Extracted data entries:
◆ ◆ ◆ ◆ ◆

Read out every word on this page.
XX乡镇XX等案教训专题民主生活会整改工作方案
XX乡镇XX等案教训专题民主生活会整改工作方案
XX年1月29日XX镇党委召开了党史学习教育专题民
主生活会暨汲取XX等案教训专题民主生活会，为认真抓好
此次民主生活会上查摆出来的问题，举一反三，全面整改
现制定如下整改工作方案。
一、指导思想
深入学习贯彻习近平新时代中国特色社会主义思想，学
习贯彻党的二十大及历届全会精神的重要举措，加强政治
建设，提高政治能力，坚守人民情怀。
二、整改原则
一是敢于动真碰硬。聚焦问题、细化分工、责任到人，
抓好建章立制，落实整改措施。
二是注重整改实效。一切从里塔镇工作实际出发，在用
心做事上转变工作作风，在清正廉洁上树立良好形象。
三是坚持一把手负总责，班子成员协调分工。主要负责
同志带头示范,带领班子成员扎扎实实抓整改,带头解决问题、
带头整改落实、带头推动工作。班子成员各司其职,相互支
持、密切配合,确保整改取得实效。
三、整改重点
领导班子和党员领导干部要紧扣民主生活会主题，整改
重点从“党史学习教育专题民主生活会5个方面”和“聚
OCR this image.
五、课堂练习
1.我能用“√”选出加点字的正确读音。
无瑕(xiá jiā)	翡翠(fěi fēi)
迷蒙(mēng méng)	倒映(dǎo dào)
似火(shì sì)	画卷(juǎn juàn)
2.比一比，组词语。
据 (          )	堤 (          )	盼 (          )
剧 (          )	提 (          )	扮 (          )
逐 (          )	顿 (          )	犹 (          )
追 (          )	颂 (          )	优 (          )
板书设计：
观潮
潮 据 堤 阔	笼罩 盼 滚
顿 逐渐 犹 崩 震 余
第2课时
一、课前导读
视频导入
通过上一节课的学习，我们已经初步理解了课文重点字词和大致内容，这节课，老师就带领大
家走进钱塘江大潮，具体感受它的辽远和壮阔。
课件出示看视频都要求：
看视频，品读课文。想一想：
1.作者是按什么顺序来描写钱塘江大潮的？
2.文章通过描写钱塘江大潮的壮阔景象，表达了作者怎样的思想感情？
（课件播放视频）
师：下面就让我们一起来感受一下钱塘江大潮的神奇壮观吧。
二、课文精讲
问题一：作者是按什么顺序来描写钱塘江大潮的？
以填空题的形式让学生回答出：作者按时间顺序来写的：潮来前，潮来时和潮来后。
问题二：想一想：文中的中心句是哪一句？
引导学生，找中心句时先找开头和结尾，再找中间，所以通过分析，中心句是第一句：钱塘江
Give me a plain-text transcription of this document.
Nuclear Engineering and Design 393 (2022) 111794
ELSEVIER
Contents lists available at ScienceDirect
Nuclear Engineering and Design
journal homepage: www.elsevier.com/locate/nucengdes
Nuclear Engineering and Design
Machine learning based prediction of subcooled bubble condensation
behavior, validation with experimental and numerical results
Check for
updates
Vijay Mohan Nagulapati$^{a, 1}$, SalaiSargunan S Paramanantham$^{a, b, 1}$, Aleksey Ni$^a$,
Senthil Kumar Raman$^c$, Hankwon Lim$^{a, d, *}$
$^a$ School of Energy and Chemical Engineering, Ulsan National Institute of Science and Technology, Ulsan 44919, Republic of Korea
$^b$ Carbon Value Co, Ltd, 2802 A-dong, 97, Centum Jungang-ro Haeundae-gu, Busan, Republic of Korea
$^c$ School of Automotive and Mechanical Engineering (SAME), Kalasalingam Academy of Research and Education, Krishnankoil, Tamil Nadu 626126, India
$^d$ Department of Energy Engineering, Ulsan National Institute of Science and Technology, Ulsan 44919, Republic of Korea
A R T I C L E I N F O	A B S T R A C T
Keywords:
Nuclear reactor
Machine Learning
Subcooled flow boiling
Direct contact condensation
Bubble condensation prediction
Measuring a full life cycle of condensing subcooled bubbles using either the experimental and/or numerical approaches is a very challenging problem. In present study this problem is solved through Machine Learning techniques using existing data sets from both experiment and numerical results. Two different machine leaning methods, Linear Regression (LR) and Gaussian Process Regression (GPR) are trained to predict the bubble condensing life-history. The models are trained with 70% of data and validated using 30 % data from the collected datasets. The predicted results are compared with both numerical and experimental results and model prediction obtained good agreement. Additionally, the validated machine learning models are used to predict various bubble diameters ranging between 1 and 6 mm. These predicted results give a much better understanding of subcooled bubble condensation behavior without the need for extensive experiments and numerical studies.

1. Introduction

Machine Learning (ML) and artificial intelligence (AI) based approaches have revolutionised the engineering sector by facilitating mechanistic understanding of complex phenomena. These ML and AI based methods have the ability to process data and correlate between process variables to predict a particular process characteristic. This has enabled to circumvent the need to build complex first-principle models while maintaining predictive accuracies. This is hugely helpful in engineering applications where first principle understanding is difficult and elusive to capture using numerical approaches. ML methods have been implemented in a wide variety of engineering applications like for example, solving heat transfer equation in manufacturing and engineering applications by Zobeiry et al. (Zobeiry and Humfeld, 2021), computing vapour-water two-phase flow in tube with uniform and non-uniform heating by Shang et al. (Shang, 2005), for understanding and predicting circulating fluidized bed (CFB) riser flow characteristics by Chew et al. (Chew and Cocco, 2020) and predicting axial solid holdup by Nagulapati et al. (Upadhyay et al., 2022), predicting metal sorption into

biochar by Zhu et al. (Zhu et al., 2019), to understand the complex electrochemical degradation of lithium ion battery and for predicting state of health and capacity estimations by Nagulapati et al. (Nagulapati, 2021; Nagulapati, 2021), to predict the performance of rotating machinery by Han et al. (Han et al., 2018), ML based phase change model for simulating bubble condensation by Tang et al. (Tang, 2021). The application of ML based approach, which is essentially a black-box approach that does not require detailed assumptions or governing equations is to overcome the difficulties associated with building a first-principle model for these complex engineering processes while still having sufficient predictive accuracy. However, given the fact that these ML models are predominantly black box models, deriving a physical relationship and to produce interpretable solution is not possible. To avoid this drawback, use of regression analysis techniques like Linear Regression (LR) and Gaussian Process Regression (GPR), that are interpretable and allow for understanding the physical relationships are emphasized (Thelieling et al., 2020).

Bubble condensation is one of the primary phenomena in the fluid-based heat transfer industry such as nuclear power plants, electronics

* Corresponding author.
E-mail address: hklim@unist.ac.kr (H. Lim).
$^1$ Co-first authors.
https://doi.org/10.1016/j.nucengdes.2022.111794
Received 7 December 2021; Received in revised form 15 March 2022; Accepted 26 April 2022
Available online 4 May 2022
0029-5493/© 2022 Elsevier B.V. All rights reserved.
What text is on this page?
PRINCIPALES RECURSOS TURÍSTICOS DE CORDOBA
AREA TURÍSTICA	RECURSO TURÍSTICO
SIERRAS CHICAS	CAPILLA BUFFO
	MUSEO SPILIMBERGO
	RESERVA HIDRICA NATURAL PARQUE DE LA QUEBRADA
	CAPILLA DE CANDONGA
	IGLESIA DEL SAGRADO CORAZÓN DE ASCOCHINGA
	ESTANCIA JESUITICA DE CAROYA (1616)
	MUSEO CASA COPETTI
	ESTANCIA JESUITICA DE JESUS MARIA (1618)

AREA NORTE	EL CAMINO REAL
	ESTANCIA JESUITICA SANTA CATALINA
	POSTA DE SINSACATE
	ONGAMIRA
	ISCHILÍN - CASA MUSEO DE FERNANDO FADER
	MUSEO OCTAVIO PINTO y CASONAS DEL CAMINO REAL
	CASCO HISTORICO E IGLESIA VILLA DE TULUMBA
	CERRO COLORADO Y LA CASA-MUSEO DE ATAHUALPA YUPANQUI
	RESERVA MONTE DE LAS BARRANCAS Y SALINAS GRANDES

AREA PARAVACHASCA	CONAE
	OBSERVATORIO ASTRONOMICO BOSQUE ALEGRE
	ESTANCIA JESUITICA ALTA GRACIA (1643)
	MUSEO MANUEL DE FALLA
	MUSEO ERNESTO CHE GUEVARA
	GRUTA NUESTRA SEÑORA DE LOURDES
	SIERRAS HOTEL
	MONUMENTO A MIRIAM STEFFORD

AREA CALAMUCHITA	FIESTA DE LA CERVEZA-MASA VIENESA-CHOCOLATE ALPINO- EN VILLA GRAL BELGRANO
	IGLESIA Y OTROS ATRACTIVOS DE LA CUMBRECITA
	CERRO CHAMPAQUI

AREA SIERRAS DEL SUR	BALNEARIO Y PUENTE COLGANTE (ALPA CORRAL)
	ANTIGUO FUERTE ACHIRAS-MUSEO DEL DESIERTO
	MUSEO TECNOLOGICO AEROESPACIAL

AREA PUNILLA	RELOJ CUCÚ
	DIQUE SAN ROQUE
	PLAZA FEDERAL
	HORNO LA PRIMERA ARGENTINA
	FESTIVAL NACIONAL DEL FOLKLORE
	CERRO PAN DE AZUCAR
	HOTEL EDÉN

◆ ◆ ◆ ◆ ◆

* [PROBLEM TO WORK ON]: State, as a bare number, how many lines of the listing hold the word "National".

* [WRITTEN REPLY]: 2